>> start Records for processing

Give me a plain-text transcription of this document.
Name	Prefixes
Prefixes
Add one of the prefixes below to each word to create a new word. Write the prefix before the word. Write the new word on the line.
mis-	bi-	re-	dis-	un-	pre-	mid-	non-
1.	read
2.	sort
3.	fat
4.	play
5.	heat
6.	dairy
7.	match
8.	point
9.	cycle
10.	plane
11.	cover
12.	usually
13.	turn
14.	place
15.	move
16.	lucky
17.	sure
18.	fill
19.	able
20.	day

>> end Records for processing

▸ **Set exercise**:
Extract the complete set of records unchanged.

▸ **Exercise response**:
Give me a plain-text transcription of this document.
Name	Prefixes
Prefixes
Add one of the prefixes below to each word to create a new word. Write the prefix before the word. Write the new word on the line.
mis-	bi-	re-	dis-	un-	pre-	mid-	non-
1.	read
2.	sort
3.	fat
4.	play
5.	heat
6.	dairy
7.	match
8.	point
9.	cycle
10.	plane
11.	cover
12.	usually
13.	turn
14.	place
15.	move
16.	lucky
17.	sure
18.	fill
19.	able
20.	day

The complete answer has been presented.